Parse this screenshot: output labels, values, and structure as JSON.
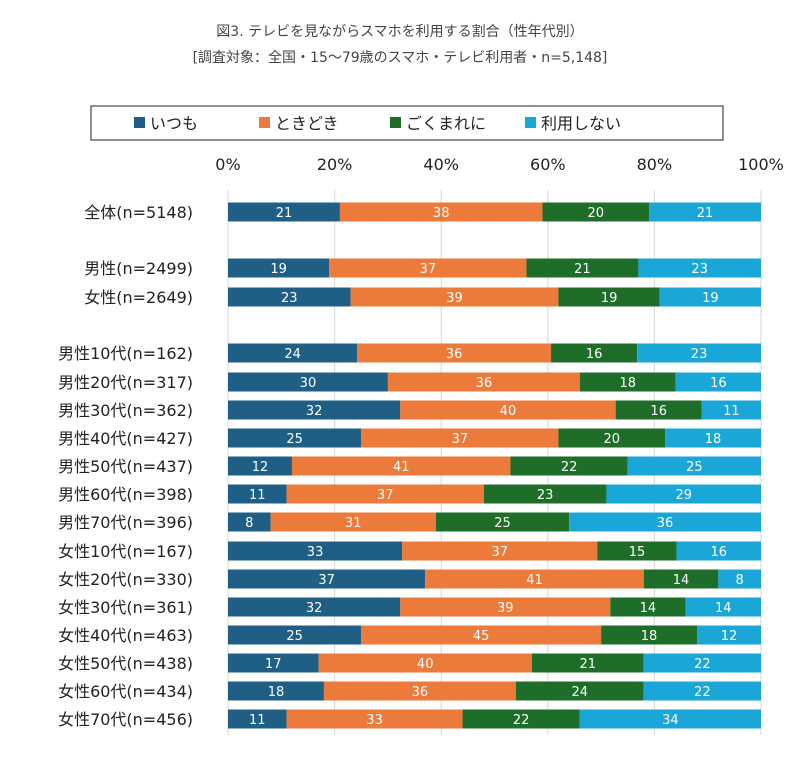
{
  "chart_data": {
    "type": "bar",
    "orientation": "horizontal",
    "stacked": true,
    "percent": true,
    "title": "図3. テレビを見ながらスマホを利用する割合（性年代別）",
    "subtitle": "[調査対象：全国・15～79歳のスマホ・テレビ利用者・n=5,148]",
    "xlim": [
      0,
      100
    ],
    "x_ticks": [
      "0%",
      "20%",
      "40%",
      "60%",
      "80%",
      "100%"
    ],
    "grid": true,
    "legend_position": "top",
    "categories": [
      "全体(n=5148)",
      "男性(n=2499)",
      "女性(n=2649)",
      "男性10代(n=162)",
      "男性20代(n=317)",
      "男性30代(n=362)",
      "男性40代(n=427)",
      "男性50代(n=437)",
      "男性60代(n=398)",
      "男性70代(n=396)",
      "女性10代(n=167)",
      "女性20代(n=330)",
      "女性30代(n=361)",
      "女性40代(n=463)",
      "女性50代(n=438)",
      "女性60代(n=434)",
      "女性70代(n=456)"
    ],
    "series": [
      {
        "name": "いつも",
        "color": "#1f5f86",
        "values": [
          21,
          19,
          23,
          24,
          30,
          32,
          25,
          12,
          11,
          8,
          33,
          37,
          32,
          25,
          17,
          18,
          11
        ]
      },
      {
        "name": "ときどき",
        "color": "#ec7a3a",
        "values": [
          38,
          37,
          39,
          36,
          36,
          40,
          37,
          41,
          37,
          31,
          37,
          41,
          39,
          45,
          40,
          36,
          33
        ]
      },
      {
        "name": "ごくまれに",
        "color": "#1e6e2a",
        "values": [
          20,
          21,
          19,
          16,
          18,
          16,
          20,
          22,
          23,
          25,
          15,
          14,
          14,
          18,
          21,
          24,
          22
        ]
      },
      {
        "name": "利用しない",
        "color": "#1aa7d8",
        "values": [
          21,
          23,
          19,
          23,
          16,
          11,
          18,
          25,
          29,
          36,
          16,
          8,
          14,
          12,
          22,
          22,
          34
        ]
      }
    ]
  }
}
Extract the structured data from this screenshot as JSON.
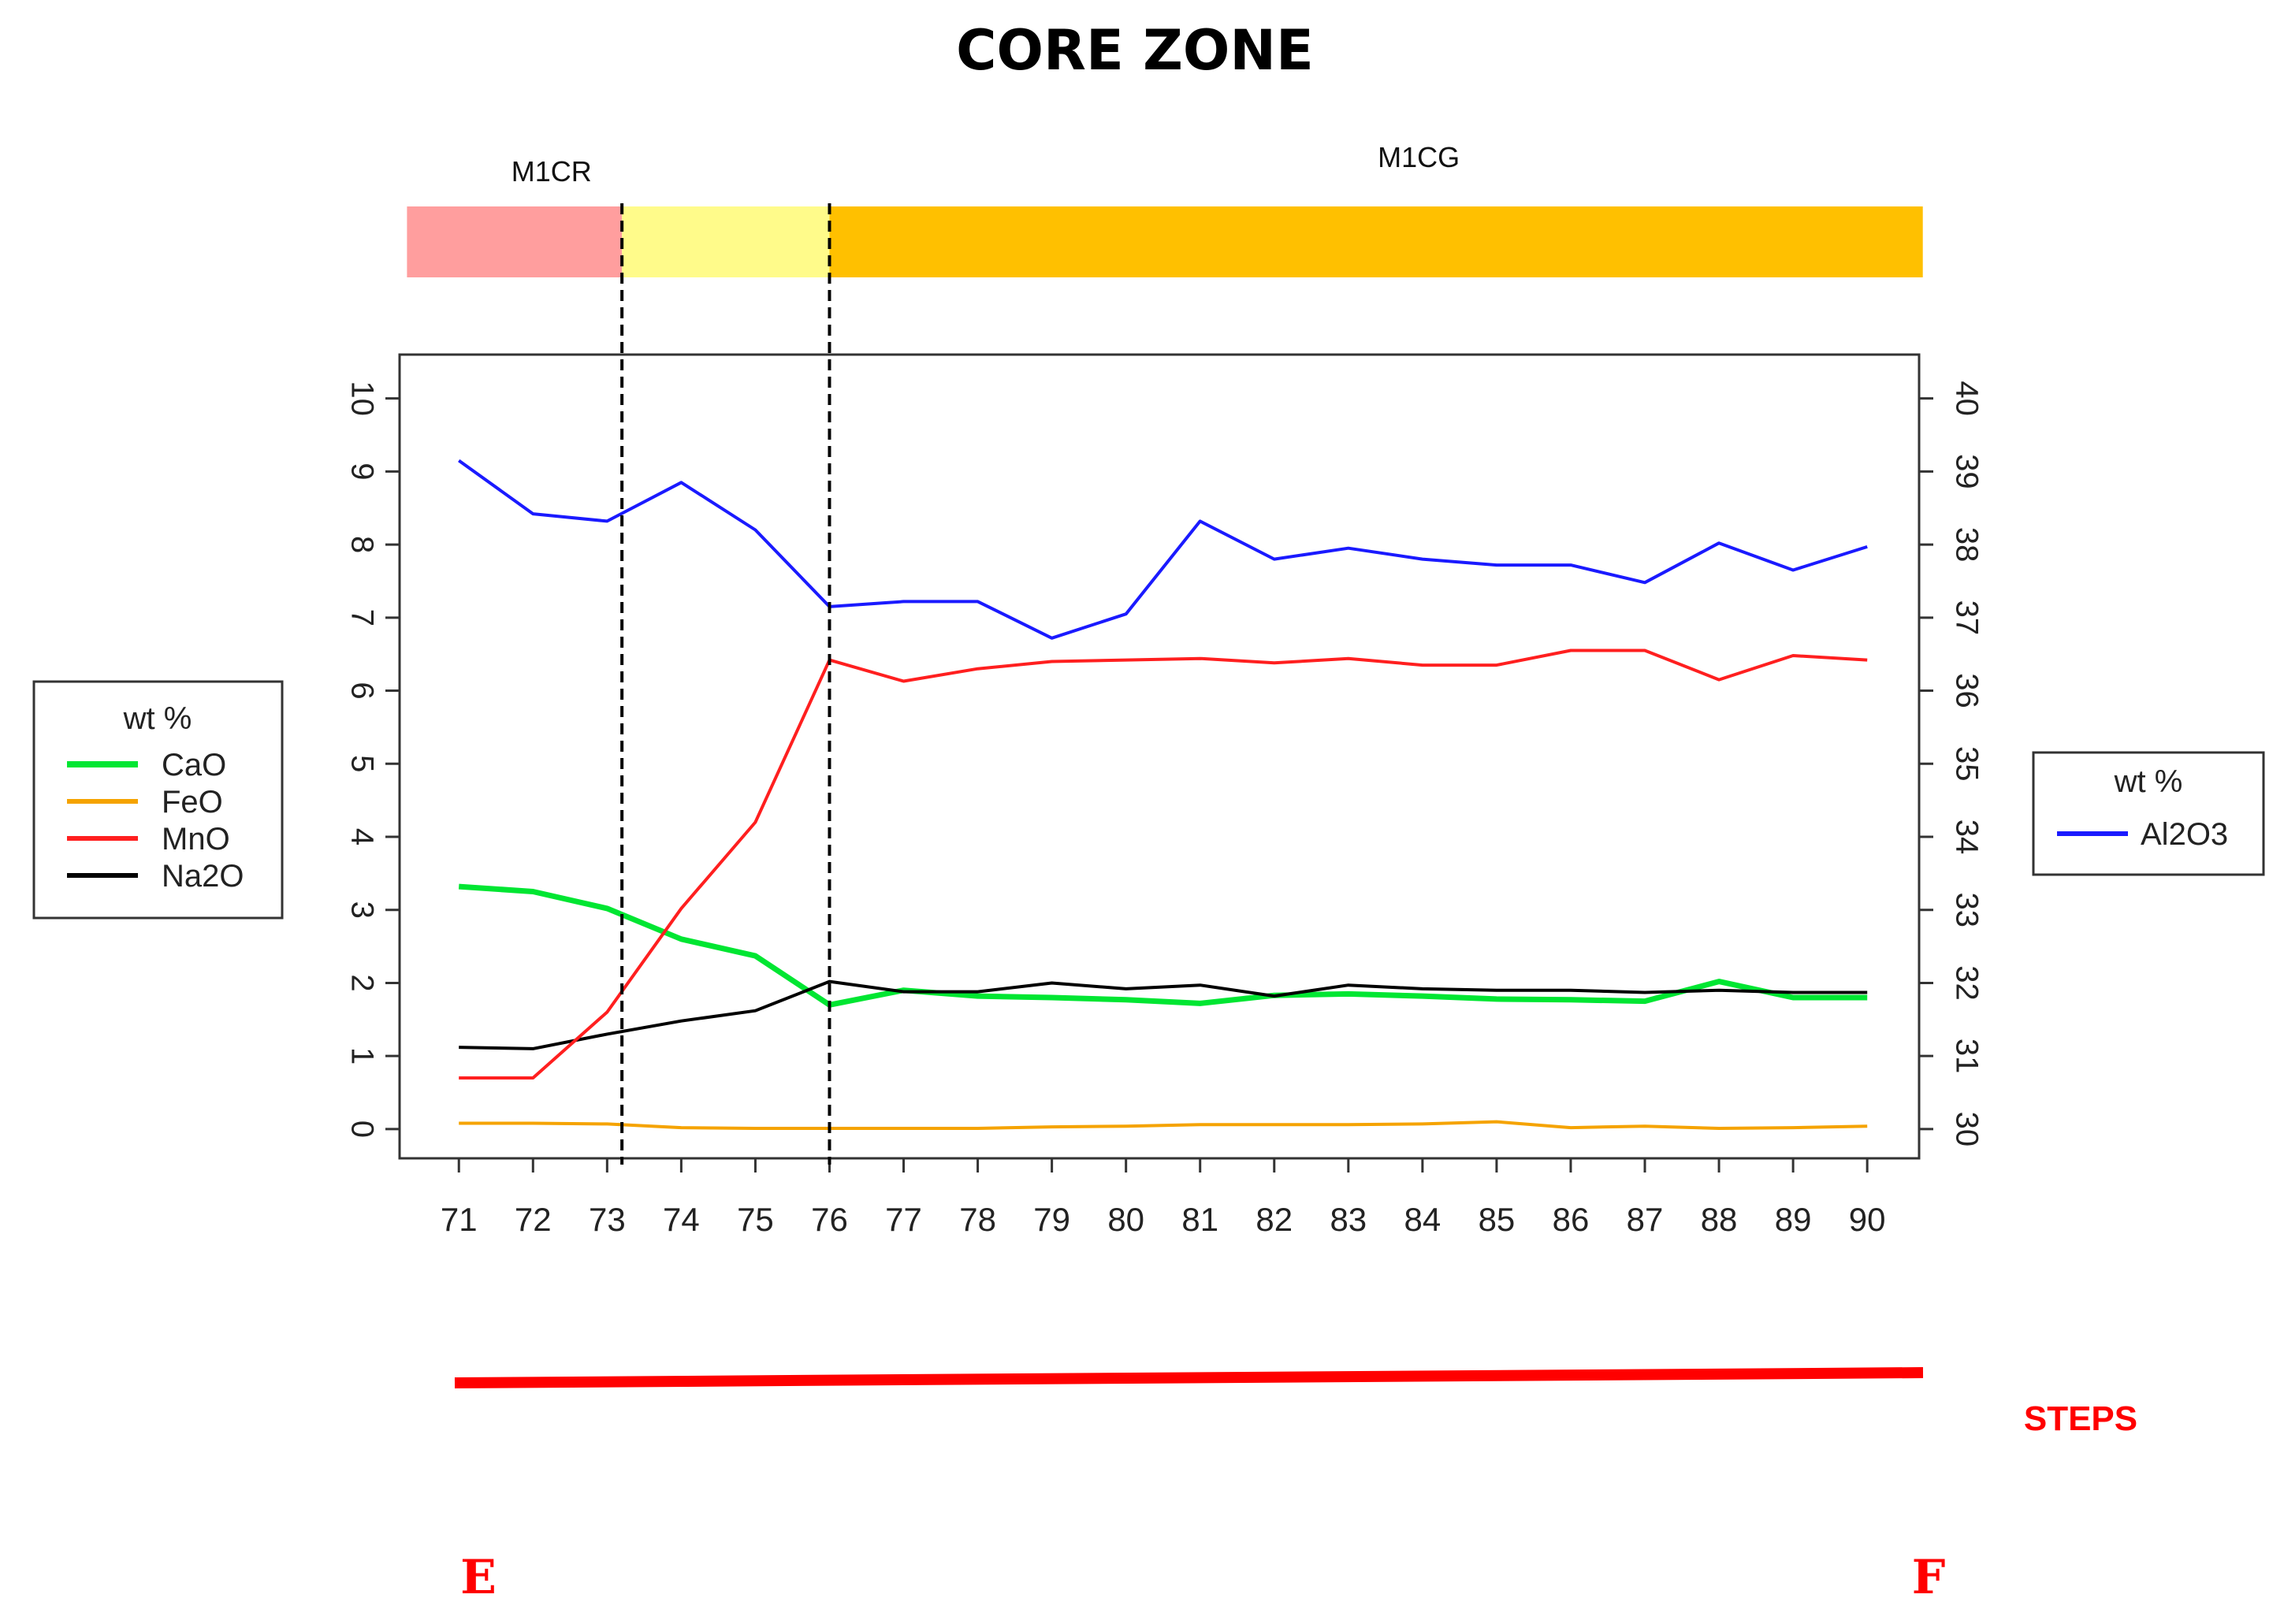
{
  "chart_data": {
    "type": "line",
    "title": "CORE ZONE",
    "x": [
      71,
      72,
      73,
      74,
      75,
      76,
      77,
      78,
      79,
      80,
      81,
      82,
      83,
      84,
      85,
      86,
      87,
      88,
      89,
      90
    ],
    "xlim": [
      70.2,
      90.7
    ],
    "ylim_left": [
      -0.4,
      10.6
    ],
    "yticks_left": [
      0,
      1,
      2,
      3,
      4,
      5,
      6,
      7,
      8,
      9,
      10
    ],
    "ylim_right": [
      29.6,
      40.6
    ],
    "yticks_right": [
      30,
      31,
      32,
      33,
      34,
      35,
      36,
      37,
      38,
      39,
      40
    ],
    "series_left": [
      {
        "name": "CaO",
        "color": "#00e632",
        "values": [
          3.32,
          3.25,
          3.02,
          2.6,
          2.37,
          1.7,
          1.9,
          1.82,
          1.8,
          1.77,
          1.72,
          1.83,
          1.85,
          1.82,
          1.78,
          1.77,
          1.75,
          2.02,
          1.8,
          1.8
        ]
      },
      {
        "name": "FeO",
        "color": "#f5a300",
        "values": [
          0.08,
          0.08,
          0.07,
          0.02,
          0.01,
          0.01,
          0.01,
          0.01,
          0.03,
          0.04,
          0.06,
          0.06,
          0.06,
          0.07,
          0.1,
          0.02,
          0.04,
          0.01,
          0.02,
          0.04
        ]
      },
      {
        "name": "MnO",
        "color": "#ff1f1f",
        "values": [
          0.7,
          0.7,
          1.6,
          3.02,
          4.2,
          6.42,
          6.13,
          6.3,
          6.4,
          6.42,
          6.44,
          6.38,
          6.44,
          6.35,
          6.35,
          6.55,
          6.55,
          6.15,
          6.48,
          6.42
        ]
      },
      {
        "name": "Na2O",
        "color": "#000000",
        "values": [
          1.12,
          1.1,
          1.3,
          1.48,
          1.62,
          2.02,
          1.88,
          1.88,
          2.0,
          1.92,
          1.97,
          1.82,
          1.97,
          1.92,
          1.9,
          1.9,
          1.87,
          1.9,
          1.87,
          1.87
        ]
      }
    ],
    "series_right": [
      {
        "name": "Al2O3",
        "color": "#1a1aff",
        "values": [
          39.15,
          38.42,
          38.32,
          38.85,
          38.2,
          37.15,
          37.22,
          37.22,
          36.72,
          37.05,
          38.32,
          37.8,
          37.95,
          37.8,
          37.72,
          37.72,
          37.48,
          38.02,
          37.65,
          37.97
        ]
      }
    ],
    "legend_left": {
      "title": "wt %",
      "position": "left"
    },
    "legend_right": {
      "title": "wt %",
      "label": "Al2O3",
      "position": "right"
    },
    "zones": {
      "labels": [
        {
          "text": "M1CR",
          "x_center": 72.25
        },
        {
          "text": "M1CG",
          "x_center": 83.95
        }
      ],
      "bands": [
        {
          "color": "#ff9e9e",
          "from": 70.3,
          "to": 73.2
        },
        {
          "color": "#fffb8a",
          "from": 73.2,
          "to": 76.0
        },
        {
          "color": "#ffc000",
          "from": 76.0,
          "to": 90.75
        }
      ],
      "boundaries": [
        73.2,
        76.0
      ]
    },
    "steps": {
      "label": "STEPS",
      "color": "#ff0000",
      "start": "E",
      "end": "F"
    }
  }
}
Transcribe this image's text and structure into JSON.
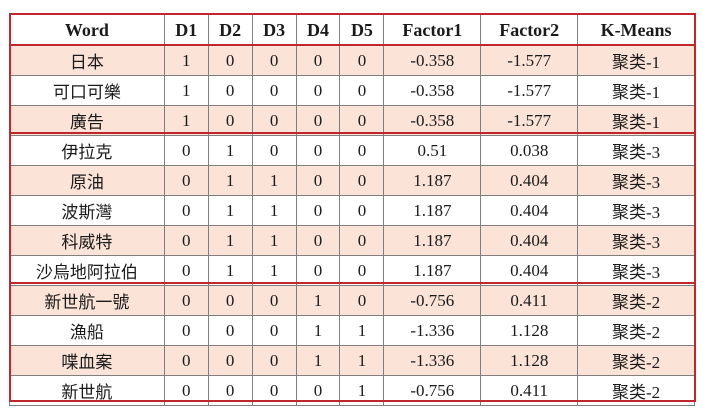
{
  "table": {
    "headers": [
      "Word",
      "D1",
      "D2",
      "D3",
      "D4",
      "D5",
      "Factor1",
      "Factor2",
      "K-Means"
    ],
    "rows": [
      [
        "日本",
        "1",
        "0",
        "0",
        "0",
        "0",
        "-0.358",
        "-1.577",
        "聚类-1"
      ],
      [
        "可口可樂",
        "1",
        "0",
        "0",
        "0",
        "0",
        "-0.358",
        "-1.577",
        "聚类-1"
      ],
      [
        "廣告",
        "1",
        "0",
        "0",
        "0",
        "0",
        "-0.358",
        "-1.577",
        "聚类-1"
      ],
      [
        "伊拉克",
        "0",
        "1",
        "0",
        "0",
        "0",
        "0.51",
        "0.038",
        "聚类-3"
      ],
      [
        "原油",
        "0",
        "1",
        "1",
        "0",
        "0",
        "1.187",
        "0.404",
        "聚类-3"
      ],
      [
        "波斯灣",
        "0",
        "1",
        "1",
        "0",
        "0",
        "1.187",
        "0.404",
        "聚类-3"
      ],
      [
        "科威特",
        "0",
        "1",
        "1",
        "0",
        "0",
        "1.187",
        "0.404",
        "聚类-3"
      ],
      [
        "沙烏地阿拉伯",
        "0",
        "1",
        "1",
        "0",
        "0",
        "1.187",
        "0.404",
        "聚类-3"
      ],
      [
        "新世航一號",
        "0",
        "0",
        "0",
        "1",
        "0",
        "-0.756",
        "0.411",
        "聚类-2"
      ],
      [
        "漁船",
        "0",
        "0",
        "0",
        "1",
        "1",
        "-1.336",
        "1.128",
        "聚类-2"
      ],
      [
        "喋血案",
        "0",
        "0",
        "0",
        "1",
        "1",
        "-1.336",
        "1.128",
        "聚类-2"
      ],
      [
        "新世航",
        "0",
        "0",
        "0",
        "0",
        "1",
        "-0.756",
        "0.411",
        "聚类-2"
      ]
    ]
  },
  "colors": {
    "row_shade": "#fbe3d7",
    "cluster_frame": "#c0272d",
    "grid": "#7f7f7f"
  }
}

######

▶ [WORK TO BE COMPLETED]
Where a line in the entries holds the word "JSON", copy that line.

▶ [ANSWER TO THIS TASK]
Parse this screenshot: output labels, values, and structure as JSON.
Extract the structured data from this screenshot as JSON.
Transcribe this image's text and structure into JSON.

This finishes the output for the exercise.